begin MATERIAL TO PROCESS
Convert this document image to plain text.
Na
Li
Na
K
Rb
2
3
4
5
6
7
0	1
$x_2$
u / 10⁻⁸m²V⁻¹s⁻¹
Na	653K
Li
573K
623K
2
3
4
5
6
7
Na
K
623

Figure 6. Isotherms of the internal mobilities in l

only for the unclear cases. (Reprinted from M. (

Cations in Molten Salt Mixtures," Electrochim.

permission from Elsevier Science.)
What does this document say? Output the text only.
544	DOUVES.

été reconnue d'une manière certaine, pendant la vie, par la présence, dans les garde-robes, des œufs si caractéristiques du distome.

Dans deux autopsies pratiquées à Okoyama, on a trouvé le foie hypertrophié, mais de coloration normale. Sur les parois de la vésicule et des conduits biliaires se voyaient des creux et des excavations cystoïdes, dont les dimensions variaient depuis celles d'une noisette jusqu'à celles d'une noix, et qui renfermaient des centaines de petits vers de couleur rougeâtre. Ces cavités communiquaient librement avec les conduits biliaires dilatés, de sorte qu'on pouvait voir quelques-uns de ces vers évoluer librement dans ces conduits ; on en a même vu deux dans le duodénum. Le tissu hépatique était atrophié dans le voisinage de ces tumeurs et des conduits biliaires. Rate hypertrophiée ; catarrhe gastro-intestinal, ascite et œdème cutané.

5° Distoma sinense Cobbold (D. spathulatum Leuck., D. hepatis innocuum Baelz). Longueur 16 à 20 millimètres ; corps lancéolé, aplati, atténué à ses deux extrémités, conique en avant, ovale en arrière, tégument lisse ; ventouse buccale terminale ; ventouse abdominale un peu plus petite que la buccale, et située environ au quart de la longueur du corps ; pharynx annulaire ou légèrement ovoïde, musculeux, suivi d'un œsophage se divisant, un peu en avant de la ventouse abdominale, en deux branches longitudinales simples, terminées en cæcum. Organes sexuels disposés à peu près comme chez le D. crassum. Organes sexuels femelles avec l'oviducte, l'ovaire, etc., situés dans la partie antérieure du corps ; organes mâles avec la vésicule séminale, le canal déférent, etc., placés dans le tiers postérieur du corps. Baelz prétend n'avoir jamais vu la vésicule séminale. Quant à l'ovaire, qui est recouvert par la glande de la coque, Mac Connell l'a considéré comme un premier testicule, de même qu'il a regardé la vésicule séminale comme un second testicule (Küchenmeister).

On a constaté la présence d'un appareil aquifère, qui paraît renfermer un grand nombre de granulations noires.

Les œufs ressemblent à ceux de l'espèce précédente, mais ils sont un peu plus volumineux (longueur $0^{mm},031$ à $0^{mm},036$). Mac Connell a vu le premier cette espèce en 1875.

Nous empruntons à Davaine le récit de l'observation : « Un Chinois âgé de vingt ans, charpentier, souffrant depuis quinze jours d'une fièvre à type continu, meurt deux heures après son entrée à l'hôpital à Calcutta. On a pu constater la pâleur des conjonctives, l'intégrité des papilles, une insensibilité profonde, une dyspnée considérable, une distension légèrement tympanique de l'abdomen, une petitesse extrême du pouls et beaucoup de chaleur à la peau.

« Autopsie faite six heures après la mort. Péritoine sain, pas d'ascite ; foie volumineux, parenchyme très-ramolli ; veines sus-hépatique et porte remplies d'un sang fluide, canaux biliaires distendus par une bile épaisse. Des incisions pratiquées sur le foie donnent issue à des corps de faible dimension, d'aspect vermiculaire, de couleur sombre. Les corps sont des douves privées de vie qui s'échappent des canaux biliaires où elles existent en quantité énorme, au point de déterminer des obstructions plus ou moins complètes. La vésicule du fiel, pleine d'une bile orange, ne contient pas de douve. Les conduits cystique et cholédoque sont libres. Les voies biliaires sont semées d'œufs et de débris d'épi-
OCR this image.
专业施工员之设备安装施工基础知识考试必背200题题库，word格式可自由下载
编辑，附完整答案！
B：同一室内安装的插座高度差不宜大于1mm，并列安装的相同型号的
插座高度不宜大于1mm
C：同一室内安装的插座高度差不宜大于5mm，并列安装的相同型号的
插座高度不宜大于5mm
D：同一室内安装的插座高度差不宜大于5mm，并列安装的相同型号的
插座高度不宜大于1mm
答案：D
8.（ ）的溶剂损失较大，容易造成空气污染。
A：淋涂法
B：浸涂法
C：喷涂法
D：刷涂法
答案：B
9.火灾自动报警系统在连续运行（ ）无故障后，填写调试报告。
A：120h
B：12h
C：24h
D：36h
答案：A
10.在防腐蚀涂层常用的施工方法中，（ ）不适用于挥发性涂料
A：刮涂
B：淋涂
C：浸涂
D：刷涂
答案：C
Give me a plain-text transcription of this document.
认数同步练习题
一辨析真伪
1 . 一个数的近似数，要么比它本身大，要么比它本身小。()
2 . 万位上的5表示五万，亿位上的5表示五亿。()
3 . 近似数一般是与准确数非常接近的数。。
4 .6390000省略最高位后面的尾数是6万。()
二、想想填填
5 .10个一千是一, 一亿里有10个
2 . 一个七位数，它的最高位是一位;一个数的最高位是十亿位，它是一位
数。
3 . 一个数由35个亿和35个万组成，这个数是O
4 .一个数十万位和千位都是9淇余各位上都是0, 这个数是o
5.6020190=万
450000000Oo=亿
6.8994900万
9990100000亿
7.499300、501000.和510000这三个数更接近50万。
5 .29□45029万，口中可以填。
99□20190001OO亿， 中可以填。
end MATERIAL TO PROCESS
SHORT TASK —
Only the number is wanted: how many lines in the entries above contain the string "document"?

SOLUTION FOR THIS PROBLEM —
3